■ Description of the task:
Reproduce the rows without any change, beginning at the first line and stopping after the line that contains "legend-label: Leitos de Enfermaria COVID Macro".

Boxed element entries
━━━━━━━━━━

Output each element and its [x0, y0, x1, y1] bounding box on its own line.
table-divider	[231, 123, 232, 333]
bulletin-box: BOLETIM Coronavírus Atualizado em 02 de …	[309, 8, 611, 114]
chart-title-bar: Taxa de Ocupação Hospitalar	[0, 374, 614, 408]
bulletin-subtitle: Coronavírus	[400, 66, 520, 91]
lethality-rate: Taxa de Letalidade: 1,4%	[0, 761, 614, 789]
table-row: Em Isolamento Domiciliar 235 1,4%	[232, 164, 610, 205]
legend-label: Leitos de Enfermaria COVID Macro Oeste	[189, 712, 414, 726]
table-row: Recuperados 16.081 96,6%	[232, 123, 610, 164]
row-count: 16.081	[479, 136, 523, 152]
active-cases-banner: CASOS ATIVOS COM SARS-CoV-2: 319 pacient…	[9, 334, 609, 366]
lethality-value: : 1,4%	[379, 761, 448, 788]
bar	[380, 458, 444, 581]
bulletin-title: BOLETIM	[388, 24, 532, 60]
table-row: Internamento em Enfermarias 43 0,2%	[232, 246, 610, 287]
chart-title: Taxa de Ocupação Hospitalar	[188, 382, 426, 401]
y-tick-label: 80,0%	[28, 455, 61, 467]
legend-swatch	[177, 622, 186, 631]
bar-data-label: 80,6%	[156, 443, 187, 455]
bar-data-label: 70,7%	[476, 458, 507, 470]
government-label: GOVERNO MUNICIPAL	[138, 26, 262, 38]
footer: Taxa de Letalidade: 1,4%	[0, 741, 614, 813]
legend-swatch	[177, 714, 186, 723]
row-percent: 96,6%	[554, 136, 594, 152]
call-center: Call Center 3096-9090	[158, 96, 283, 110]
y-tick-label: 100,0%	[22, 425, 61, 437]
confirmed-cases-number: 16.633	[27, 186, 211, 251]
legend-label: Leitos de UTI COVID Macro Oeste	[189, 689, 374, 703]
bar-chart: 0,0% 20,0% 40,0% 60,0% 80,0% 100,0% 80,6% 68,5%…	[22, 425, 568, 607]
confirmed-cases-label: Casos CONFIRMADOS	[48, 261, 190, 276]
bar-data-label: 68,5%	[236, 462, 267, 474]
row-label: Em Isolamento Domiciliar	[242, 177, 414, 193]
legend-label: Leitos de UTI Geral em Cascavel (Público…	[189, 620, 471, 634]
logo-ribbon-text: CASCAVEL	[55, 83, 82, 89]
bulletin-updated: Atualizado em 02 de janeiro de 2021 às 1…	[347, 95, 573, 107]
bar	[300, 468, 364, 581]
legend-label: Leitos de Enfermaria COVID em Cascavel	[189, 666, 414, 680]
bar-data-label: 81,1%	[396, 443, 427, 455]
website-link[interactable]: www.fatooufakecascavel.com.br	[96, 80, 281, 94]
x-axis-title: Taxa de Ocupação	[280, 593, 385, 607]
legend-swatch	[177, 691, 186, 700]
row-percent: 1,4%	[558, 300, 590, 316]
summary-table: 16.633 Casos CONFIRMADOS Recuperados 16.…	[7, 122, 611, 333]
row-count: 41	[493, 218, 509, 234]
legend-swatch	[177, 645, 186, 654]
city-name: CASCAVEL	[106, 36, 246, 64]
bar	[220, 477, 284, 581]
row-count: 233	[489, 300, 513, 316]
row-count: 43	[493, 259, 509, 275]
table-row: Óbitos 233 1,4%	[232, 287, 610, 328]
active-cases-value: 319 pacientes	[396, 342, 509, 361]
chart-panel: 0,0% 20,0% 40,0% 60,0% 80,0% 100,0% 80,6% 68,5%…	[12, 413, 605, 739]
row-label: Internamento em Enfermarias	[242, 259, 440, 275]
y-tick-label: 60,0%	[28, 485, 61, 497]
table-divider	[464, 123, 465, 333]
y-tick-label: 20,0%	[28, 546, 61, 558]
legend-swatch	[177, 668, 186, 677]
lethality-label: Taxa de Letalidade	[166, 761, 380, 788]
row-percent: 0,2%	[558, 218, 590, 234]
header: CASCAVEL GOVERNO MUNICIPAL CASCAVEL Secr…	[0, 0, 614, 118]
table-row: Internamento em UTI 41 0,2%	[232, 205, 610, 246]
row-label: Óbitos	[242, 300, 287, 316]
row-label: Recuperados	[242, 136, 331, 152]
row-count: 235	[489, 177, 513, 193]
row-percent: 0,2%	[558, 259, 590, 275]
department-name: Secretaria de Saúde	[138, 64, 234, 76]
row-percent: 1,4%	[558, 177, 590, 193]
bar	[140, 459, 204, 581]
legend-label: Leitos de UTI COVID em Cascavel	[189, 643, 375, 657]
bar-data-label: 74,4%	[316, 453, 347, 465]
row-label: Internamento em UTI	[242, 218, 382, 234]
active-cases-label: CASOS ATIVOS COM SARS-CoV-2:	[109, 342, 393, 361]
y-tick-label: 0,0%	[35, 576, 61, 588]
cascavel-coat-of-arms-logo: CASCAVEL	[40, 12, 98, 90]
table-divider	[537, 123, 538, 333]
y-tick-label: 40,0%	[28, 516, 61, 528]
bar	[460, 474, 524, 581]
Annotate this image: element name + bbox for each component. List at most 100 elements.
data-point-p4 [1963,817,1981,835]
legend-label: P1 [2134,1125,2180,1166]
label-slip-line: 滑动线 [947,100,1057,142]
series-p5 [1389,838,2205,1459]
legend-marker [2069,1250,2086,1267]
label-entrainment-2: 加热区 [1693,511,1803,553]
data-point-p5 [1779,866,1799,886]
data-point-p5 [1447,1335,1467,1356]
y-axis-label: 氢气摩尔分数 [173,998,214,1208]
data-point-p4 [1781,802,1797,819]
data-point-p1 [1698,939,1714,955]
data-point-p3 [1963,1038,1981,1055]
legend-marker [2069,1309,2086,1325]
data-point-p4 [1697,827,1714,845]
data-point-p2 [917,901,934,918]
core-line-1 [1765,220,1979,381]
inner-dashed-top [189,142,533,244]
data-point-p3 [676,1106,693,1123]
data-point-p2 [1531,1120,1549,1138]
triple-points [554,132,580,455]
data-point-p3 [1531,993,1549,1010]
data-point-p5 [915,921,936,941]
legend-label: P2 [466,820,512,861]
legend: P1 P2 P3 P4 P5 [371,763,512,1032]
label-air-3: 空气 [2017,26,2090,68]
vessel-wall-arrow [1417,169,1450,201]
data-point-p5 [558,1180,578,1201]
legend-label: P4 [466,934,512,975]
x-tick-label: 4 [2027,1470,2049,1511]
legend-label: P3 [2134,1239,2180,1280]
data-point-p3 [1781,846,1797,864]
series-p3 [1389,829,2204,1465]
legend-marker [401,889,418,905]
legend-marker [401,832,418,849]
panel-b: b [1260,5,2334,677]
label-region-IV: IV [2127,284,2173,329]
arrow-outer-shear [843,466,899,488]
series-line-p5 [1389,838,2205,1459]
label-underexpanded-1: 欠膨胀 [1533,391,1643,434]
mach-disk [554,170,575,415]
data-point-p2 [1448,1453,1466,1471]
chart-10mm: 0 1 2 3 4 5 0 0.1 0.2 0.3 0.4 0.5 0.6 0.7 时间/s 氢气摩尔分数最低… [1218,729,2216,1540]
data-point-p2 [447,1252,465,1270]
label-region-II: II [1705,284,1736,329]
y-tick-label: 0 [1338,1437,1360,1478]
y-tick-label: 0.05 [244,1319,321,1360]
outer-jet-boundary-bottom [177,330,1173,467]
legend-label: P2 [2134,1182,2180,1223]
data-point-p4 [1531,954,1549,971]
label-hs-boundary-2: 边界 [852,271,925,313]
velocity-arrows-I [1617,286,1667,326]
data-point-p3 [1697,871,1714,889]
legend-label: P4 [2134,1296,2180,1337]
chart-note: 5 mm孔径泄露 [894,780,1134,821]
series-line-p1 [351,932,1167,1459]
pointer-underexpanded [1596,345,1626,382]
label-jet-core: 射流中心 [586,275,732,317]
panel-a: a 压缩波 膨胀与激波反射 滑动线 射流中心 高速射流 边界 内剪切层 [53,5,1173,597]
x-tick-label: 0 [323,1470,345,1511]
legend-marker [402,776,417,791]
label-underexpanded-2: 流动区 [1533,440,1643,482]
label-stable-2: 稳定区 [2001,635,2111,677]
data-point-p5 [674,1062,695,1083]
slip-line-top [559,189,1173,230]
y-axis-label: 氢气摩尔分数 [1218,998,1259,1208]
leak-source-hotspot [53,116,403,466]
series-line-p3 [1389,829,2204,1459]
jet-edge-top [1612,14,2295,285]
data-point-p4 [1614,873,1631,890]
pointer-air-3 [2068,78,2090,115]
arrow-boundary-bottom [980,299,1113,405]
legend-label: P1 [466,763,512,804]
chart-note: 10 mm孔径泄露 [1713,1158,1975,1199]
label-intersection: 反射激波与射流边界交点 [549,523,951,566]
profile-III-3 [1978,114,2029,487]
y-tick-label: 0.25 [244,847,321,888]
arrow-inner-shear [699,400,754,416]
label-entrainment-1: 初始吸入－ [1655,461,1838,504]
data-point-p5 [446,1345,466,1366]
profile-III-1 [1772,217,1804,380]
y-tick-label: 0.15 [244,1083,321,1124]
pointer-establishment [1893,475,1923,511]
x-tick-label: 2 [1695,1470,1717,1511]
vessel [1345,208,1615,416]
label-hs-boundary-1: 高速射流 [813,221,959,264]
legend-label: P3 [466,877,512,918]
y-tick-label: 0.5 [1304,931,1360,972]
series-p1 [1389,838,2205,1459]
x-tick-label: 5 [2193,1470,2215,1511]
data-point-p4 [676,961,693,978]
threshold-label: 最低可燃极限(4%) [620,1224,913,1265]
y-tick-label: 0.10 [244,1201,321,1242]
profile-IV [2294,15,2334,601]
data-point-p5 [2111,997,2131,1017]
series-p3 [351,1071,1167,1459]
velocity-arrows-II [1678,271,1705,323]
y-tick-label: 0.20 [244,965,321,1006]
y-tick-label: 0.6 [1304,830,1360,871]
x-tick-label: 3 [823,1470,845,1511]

━━━━━━━━━━

■ Exercise output:
Output each element and its [x0, y0, x1, y1] bounding box on its own line.
table-divider	[231, 123, 232, 333]
bulletin-box: BOLETIM Coronavírus Atualizado em 02 de …	[309, 8, 611, 114]
chart-title-bar: Taxa de Ocupação Hospitalar	[0, 374, 614, 408]
bulletin-subtitle: Coronavírus	[400, 66, 520, 91]
lethality-rate: Taxa de Letalidade: 1,4%	[0, 761, 614, 789]
table-row: Em Isolamento Domiciliar 235 1,4%	[232, 164, 610, 205]
legend-label: Leitos de Enfermaria COVID Macro Oeste	[189, 712, 414, 726]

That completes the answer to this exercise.